# Start of Data in this exercise
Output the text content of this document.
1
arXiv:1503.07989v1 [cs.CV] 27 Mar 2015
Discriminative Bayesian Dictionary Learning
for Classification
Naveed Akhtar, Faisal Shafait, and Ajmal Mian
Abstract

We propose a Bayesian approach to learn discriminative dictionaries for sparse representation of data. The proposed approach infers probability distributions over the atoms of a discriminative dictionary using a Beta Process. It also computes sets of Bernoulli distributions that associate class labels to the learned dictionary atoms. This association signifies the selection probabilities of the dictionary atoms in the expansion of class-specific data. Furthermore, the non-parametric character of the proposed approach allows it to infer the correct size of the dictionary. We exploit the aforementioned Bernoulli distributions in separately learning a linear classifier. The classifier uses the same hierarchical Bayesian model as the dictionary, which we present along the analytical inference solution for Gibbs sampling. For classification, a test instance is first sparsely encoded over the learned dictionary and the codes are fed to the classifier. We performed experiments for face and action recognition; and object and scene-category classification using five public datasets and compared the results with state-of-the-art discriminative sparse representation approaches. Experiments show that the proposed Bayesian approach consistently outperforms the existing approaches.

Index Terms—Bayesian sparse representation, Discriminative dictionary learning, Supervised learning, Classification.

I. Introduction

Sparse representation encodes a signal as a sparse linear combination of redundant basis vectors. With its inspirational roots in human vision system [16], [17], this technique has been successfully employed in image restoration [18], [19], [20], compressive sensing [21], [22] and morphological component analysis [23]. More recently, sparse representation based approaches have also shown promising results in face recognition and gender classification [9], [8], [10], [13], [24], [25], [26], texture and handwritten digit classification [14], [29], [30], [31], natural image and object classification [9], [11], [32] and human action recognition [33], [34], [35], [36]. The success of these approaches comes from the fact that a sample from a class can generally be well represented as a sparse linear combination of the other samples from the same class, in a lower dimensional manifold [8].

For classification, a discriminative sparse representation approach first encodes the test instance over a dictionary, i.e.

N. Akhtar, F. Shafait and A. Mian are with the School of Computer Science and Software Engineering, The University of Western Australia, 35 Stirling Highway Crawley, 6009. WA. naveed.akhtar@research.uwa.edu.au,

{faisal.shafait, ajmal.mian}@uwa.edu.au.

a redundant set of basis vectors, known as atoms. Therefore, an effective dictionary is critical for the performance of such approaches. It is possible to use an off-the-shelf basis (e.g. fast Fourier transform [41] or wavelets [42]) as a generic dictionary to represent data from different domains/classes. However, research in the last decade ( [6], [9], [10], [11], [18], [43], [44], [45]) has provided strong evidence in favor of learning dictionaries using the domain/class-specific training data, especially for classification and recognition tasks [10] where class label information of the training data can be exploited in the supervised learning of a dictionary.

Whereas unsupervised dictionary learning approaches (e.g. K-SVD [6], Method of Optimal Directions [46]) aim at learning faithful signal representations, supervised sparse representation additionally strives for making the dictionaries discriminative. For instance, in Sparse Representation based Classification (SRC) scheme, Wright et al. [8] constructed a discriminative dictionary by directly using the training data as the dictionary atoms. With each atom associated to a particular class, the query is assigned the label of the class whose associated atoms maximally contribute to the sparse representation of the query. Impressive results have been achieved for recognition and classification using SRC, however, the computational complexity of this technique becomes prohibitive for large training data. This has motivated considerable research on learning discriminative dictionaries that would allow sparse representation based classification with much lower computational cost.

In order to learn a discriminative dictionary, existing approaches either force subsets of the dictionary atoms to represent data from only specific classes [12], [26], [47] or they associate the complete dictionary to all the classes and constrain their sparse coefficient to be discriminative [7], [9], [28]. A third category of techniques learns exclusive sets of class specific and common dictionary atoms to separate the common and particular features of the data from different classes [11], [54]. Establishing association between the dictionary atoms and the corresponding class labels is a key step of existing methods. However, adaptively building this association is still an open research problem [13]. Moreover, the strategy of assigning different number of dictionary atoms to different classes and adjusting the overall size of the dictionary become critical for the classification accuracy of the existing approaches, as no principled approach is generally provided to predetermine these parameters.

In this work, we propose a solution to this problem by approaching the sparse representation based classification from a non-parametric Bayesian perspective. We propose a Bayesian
# End of Data in this exercise
▶ Exercise requirements:
Go over the data above and copy every line that has the word "Akhtar" in it.

▶ Output:
Naveed Akhtar, Faisal Shafait, and Ajmal Mian
N. Akhtar, F. Shafait and A. Mian are with the School of Computer Science and Software Engineering, The University of Western Australia, 35 Stirling Highway Crawley, 6009. WA. naveed.akhtar@research.uwa.edu.au,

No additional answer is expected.